Direction: Scan the data below. Pull out each line where "page" occurs.
========================================================================
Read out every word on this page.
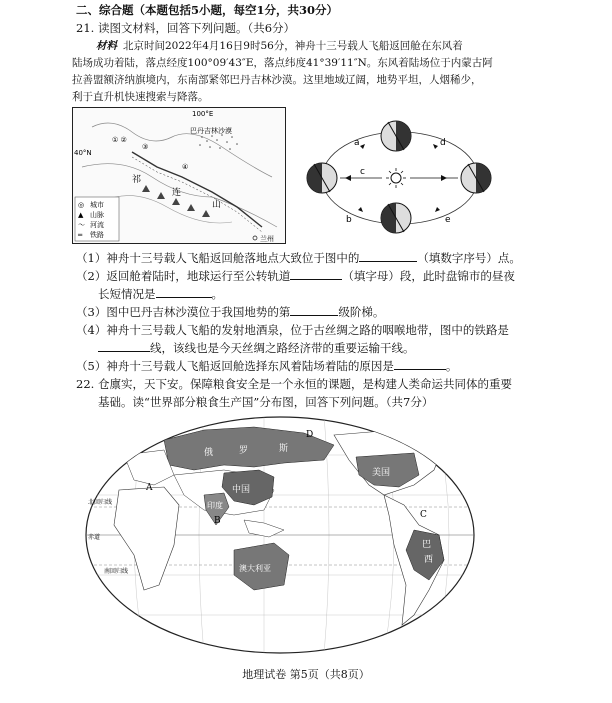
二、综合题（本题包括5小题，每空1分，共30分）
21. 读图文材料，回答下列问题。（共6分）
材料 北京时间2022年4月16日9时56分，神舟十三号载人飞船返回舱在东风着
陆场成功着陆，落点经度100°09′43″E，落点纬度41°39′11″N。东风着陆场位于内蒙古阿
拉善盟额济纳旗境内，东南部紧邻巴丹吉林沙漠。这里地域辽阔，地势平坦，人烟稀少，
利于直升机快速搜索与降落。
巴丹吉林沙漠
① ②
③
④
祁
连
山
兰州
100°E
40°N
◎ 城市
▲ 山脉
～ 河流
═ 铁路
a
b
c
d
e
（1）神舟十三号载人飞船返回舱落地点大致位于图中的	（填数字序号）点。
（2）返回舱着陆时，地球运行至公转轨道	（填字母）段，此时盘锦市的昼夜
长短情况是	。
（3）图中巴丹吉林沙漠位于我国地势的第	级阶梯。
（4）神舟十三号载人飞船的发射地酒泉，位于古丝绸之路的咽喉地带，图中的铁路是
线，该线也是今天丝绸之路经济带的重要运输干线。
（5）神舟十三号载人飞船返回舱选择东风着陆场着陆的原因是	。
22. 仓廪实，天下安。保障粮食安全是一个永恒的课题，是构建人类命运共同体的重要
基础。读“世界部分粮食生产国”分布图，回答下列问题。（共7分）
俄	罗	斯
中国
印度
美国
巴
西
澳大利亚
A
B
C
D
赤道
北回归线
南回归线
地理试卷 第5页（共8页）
========================================================================
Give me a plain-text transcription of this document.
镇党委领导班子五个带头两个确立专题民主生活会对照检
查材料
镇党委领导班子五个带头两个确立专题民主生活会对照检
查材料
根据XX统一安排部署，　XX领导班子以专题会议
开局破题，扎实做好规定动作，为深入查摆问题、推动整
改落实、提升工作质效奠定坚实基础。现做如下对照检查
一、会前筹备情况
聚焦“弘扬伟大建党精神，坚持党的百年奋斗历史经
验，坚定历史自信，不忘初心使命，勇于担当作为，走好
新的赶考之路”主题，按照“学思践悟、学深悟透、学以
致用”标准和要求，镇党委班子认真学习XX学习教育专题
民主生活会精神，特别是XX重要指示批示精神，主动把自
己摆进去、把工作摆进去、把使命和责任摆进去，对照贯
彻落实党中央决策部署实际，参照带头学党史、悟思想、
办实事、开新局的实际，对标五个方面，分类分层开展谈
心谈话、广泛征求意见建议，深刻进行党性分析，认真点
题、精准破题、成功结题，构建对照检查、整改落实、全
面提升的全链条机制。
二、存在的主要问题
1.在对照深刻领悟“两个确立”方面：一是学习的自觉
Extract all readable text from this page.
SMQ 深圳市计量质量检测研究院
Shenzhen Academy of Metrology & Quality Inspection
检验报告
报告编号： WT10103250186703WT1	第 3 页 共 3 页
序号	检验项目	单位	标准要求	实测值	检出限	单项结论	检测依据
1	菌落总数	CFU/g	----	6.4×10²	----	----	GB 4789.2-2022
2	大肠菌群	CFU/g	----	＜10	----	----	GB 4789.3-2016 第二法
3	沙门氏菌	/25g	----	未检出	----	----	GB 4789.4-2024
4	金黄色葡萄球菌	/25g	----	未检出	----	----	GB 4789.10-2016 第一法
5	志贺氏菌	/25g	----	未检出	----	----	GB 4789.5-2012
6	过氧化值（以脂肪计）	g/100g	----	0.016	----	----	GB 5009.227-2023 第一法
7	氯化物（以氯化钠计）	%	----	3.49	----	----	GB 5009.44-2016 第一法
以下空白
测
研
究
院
========================================================================
Task result:
Read out every word on this page.
Extract all readable text from this page.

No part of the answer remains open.